▶ Stated problem:
Go through the entries one line at a time, and gather every line that has the word "this".

(Dataset entries)
---
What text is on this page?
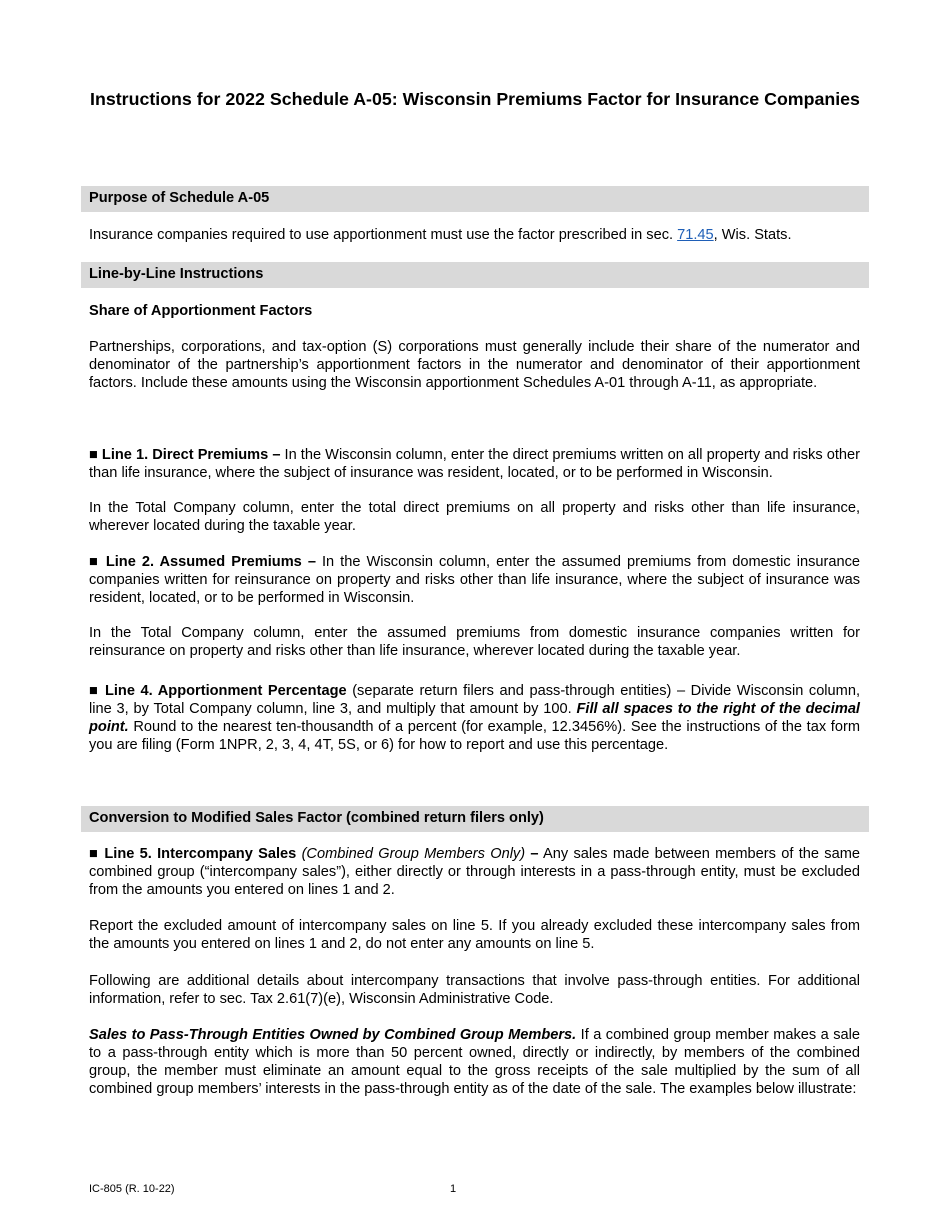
Instructions for 2022 Schedule A-05: Wisconsin Premiums Factor for Insurance Companies
Purpose of Schedule A-05
Insurance companies required to use apportionment must use the factor prescribed in sec. 71.45, Wis. Stats.
Line-by-Line Instructions
Share of Apportionment Factors
Partnerships, corporations, and tax-option (S) corporations must generally include their share of the numerator and denominator of the partnership’s apportionment factors in the numerator and denominator of their apportionment factors. Include these amounts using the Wisconsin apportionment Schedules A-01 through A-11, as appropriate.
■ Line 1. Direct Premiums – In the Wisconsin column, enter the direct premiums written on all property and risks other than life insurance, where the subject of insurance was resident, located, or to be performed in Wisconsin.
In the Total Company column, enter the total direct premiums on all property and risks other than life insurance, wherever located during the taxable year.
■ Line 2. Assumed Premiums – In the Wisconsin column, enter the assumed premiums from domestic insurance companies written for reinsurance on property and risks other than life insurance, where the subject of insurance was resident, located, or to be performed in Wisconsin.
In the Total Company column, enter the assumed premiums from domestic insurance companies written for reinsurance on property and risks other than life insurance, wherever located during the taxable year.
■ Line 4. Apportionment Percentage (separate return filers and pass-through entities) – Divide Wisconsin column, line 3, by Total Company column, line 3, and multiply that amount by 100. Fill all spaces to the right of the decimal point. Round to the nearest ten-thousandth of a percent (for example, 12.3456%). See the instructions of the tax form you are filing (Form 1NPR, 2, 3, 4, 4T, 5S, or 6) for how to report and use this percentage.
Conversion to Modified Sales Factor (combined return filers only)
■ Line 5. Intercompany Sales (Combined Group Members Only) – Any sales made between members of the same combined group (“intercompany sales”), either directly or through interests in a pass-through entity, must be excluded from the amounts you entered on lines 1 and 2.
Report the excluded amount of intercompany sales on line 5. If you already excluded these intercompany sales from the amounts you entered on lines 1 and 2, do not enter any amounts on line 5.
Following are additional details about intercompany transactions that involve pass-through entities. For additional information, refer to sec. Tax 2.61(7)(e), Wisconsin Administrative Code.
Sales to Pass-Through Entities Owned by Combined Group Members. If a combined group member makes a sale to a pass-through entity which is more than 50 percent owned, directly or indirectly, by members of the combined group, the member must eliminate an amount equal to the gross receipts of the sale multiplied by the sum of all combined group members’ interests in the pass-through entity as of the date of the sale. The examples below illustrate:
IC-805 (R. 10-22)	1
---
▶ Output of the exercise:
What text is on this page?
■ Line 4. Apportionment Percentage (separate return filers and pass-through entities) – Divide Wisconsin column, line 3, by Total Company column, line 3, and multiply that amount by 100. Fill all spaces to the right of the decimal point. Round to the nearest ten-thousandth of a percent (for example, 12.3456%). See the instructions of the tax form you are filing (Form 1NPR, 2, 3, 4, 4T, 5S, or 6) for how to report and use this percentage.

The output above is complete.